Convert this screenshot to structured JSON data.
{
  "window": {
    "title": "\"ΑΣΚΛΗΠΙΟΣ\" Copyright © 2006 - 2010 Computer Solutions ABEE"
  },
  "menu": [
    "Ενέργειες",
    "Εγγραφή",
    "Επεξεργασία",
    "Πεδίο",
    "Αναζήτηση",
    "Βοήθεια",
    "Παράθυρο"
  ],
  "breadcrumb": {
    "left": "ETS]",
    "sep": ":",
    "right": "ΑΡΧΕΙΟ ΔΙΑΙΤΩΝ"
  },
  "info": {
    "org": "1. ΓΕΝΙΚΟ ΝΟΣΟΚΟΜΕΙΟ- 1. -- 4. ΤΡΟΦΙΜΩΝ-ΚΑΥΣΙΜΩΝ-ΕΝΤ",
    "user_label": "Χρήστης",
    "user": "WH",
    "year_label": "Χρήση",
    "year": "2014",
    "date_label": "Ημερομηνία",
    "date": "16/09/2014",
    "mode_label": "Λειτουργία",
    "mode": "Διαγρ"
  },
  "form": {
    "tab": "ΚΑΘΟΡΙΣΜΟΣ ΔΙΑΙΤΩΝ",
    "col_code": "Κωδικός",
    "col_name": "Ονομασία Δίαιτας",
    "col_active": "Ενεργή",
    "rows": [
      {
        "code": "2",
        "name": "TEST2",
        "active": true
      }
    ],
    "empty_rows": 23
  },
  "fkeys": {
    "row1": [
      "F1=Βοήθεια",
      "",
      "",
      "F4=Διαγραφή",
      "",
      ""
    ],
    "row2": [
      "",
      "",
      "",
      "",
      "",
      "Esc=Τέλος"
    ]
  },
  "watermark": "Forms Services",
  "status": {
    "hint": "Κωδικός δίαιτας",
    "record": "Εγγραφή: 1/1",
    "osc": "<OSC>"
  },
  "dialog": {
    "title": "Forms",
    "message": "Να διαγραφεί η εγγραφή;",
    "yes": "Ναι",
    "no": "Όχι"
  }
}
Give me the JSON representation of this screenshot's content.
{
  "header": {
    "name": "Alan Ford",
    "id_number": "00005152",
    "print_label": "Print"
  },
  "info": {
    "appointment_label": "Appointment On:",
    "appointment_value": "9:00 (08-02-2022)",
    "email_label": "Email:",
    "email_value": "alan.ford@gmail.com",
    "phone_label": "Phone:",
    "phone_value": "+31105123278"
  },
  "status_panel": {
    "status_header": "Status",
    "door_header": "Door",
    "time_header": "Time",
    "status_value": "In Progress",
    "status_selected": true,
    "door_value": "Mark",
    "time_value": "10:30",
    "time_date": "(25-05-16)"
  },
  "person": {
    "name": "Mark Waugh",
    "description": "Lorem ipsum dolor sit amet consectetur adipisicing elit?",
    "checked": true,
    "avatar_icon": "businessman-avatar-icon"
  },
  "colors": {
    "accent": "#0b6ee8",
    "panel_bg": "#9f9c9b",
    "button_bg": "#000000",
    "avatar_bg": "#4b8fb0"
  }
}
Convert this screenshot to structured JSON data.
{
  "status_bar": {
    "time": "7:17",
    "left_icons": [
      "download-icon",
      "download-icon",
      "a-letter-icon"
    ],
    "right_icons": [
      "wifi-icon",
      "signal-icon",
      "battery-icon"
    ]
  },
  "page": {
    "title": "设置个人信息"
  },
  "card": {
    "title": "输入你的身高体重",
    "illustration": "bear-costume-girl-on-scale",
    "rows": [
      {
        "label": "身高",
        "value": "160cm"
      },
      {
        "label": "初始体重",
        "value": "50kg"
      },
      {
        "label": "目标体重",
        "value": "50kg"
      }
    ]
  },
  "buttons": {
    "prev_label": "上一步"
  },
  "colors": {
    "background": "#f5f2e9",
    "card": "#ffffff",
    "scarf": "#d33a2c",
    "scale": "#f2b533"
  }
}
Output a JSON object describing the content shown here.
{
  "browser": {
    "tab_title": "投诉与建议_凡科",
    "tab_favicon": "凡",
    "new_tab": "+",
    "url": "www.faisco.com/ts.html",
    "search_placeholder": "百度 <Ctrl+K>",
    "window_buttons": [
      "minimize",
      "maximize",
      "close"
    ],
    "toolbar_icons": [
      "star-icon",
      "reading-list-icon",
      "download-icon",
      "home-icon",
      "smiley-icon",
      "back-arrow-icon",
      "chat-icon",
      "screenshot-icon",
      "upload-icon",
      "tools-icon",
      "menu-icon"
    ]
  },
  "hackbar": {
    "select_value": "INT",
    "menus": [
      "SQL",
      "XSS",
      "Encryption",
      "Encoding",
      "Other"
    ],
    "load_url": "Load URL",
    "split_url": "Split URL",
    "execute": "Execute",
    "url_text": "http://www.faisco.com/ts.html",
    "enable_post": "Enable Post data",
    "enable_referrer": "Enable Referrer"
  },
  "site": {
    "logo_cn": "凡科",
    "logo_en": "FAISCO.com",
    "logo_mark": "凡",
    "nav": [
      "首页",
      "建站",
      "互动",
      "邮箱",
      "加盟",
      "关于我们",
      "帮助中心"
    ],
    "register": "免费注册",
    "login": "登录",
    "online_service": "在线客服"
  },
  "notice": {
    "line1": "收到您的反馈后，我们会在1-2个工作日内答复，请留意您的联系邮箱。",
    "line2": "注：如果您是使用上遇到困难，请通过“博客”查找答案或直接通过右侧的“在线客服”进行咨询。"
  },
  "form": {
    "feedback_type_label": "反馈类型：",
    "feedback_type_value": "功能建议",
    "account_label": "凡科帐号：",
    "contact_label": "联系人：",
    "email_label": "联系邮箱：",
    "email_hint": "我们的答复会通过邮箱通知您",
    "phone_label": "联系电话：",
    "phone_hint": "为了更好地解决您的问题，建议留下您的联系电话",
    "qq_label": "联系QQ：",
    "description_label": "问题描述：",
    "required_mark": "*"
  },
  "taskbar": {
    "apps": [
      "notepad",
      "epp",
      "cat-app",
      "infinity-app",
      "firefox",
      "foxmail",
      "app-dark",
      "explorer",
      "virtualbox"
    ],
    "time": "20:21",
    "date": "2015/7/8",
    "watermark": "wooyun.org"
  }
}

---------------

Word for word, extract all the records.

Convert this screenshot to structured JSON data.
{
  "window": {
    "title": "\"ΑΣΚΛΗΠΙΟΣ\" Copyright © 2006 - 2010 Computer Solutions ABEE"
  },
  "menu": [
    "Ενέργειες",
    "Εγγραφή",
    "Επεξεργασία",
    "Πεδίο",
    "Αναζήτηση",
    "Βοήθεια",
    "Παράθυρο"
  ],
  "breadcrumb": {
    "left": "ETS]",
    "sep": ":",
    "right": "ΑΡΧΕΙΟ ΔΙΑΙΤΩΝ"
  },
  "info": {
    "org": "1. ΓΕΝΙΚΟ ΝΟΣΟΚΟΜΕΙΟ- 1. -- 4. ΤΡΟΦΙΜΩΝ-ΚΑΥΣΙΜΩΝ-ΕΝΤ",
    "user_label": "Χρήστης",
    "user": "WH",
    "year_label": "Χρήση",
    "year": "2014",
    "date_label": "Ημερομηνία",
    "date": "16/09/2014",
    "mode_label": "Λειτουργία",
    "mode": "Διαγρ"
  },
  "form": {
    "tab": "ΚΑΘΟΡΙΣΜΟΣ ΔΙΑΙΤΩΝ",
    "col_code": "Κωδικός",
    "col_name": "Ονομασία Δίαιτας",
    "col_active": "Ενεργή",
    "rows": [
      {
        "code": "2",
        "name": "TEST2",
        "active": true
      }
    ],
    "empty_rows": 23
  },
  "fkeys": {
    "row1": [
      "F1=Βοήθεια",
      "",
      "",
      "F4=Διαγραφή",
      "",
      ""
    ],
    "row2": [
      "",
      "",
      "",
      "",
      "",
      "Esc=Τέλος"
    ]
  },
  "watermark": "Forms Services",
  "status": {
    "hint": "Κωδικός δίαιτας",
    "record": "Εγγραφή: 1/1",
    "osc": "<OSC>"
  },
  "dialog": {
    "title": "Forms",
    "message": "Να διαγραφεί η εγγραφή;",
    "yes": "Ναι",
    "no": "Όχι"
  }
}
Give me the JSON representation of this screenshot's content.
{
  "header": {
    "name": "Alan Ford",
    "id_number": "00005152",
    "print_label": "Print"
  },
  "info": {
    "appointment_label": "Appointment On:",
    "appointment_value": "9:00 (08-02-2022)",
    "email_label": "Email:",
    "email_value": "alan.ford@gmail.com",
    "phone_label": "Phone:",
    "phone_value": "+31105123278"
  },
  "status_panel": {
    "status_header": "Status",
    "door_header": "Door",
    "time_header": "Time",
    "status_value": "In Progress",
    "status_selected": true,
    "door_value": "Mark",
    "time_value": "10:30",
    "time_date": "(25-05-16)"
  },
  "person": {
    "name": "Mark Waugh",
    "description": "Lorem ipsum dolor sit amet consectetur adipisicing elit?",
    "checked": true,
    "avatar_icon": "businessman-avatar-icon"
  },
  "colors": {
    "accent": "#0b6ee8",
    "panel_bg": "#9f9c9b",
    "button_bg": "#000000",
    "avatar_bg": "#4b8fb0"
  }
}
Convert this screenshot to structured JSON data.
{
  "status_bar": {
    "time": "7:17",
    "left_icons": [
      "download-icon",
      "download-icon",
      "a-letter-icon"
    ],
    "right_icons": [
      "wifi-icon",
      "signal-icon",
      "battery-icon"
    ]
  },
  "page": {
    "title": "设置个人信息"
  },
  "card": {
    "title": "输入你的身高体重",
    "illustration": "bear-costume-girl-on-scale",
    "rows": [
      {
        "label": "身高",
        "value": "160cm"
      },
      {
        "label": "初始体重",
        "value": "50kg"
      },
      {
        "label": "目标体重",
        "value": "50kg"
      }
    ]
  },
  "buttons": {
    "prev_label": "上一步"
  },
  "colors": {
    "background": "#f5f2e9",
    "card": "#ffffff",
    "scarf": "#d33a2c",
    "scale": "#f2b533"
  }
}
Output a JSON object describing the content shown here.
{
  "browser": {
    "tab_title": "投诉与建议_凡科",
    "tab_favicon": "凡",
    "new_tab": "+",
    "url": "www.faisco.com/ts.html",
    "search_placeholder": "百度 <Ctrl+K>",
    "window_buttons": [
      "minimize",
      "maximize",
      "close"
    ],
    "toolbar_icons": [
      "star-icon",
      "reading-list-icon",
      "download-icon",
      "home-icon",
      "smiley-icon",
      "back-arrow-icon",
      "chat-icon",
      "screenshot-icon",
      "upload-icon",
      "tools-icon",
      "menu-icon"
    ]
  },
  "hackbar": {
    "select_value": "INT",
    "menus": [
      "SQL",
      "XSS",
      "Encryption",
      "Encoding",
      "Other"
    ],
    "load_url": "Load URL",
    "split_url": "Split URL",
    "execute": "Execute",
    "url_text": "http://www.faisco.com/ts.html",
    "enable_post": "Enable Post data",
    "enable_referrer": "Enable Referrer"
  },
  "site": {
    "logo_cn": "凡科",
    "logo_en": "FAISCO.com",
    "logo_mark": "凡",
    "nav": [
      "首页",
      "建站",
      "互动",
      "邮箱",
      "加盟",
      "关于我们",
      "帮助中心"
    ],
    "register": "免费注册",
    "login": "登录",
    "online_service": "在线客服"
  },
  "notice": {
    "line1": "收到您的反馈后，我们会在1-2个工作日内答复，请留意您的联系邮箱。",
    "line2": "注：如果您是使用上遇到困难，请通过“博客”查找答案或直接通过右侧的“在线客服”进行咨询。"
  },
  "form": {
    "feedback_type_label": "反馈类型：",
    "feedback_type_value": "功能建议",
    "account_label": "凡科帐号：",
    "contact_label": "联系人：",
    "email_label": "联系邮箱：",
    "email_hint": "我们的答复会通过邮箱通知您",
    "phone_label": "联系电话：",
    "phone_hint": "为了更好地解决您的问题，建议留下您的联系电话",
    "qq_label": "联系QQ：",
    "description_label": "问题描述：",
    "required_mark": "*"
  },
  "taskbar": {
    "apps": [
      "notepad",
      "epp",
      "cat-app",
      "infinity-app",
      "firefox",
      "foxmail",
      "app-dark",
      "explorer",
      "virtualbox"
    ],
    "time": "20:21",
    "date": "2015/7/8",
    "watermark": "wooyun.org"
  }
}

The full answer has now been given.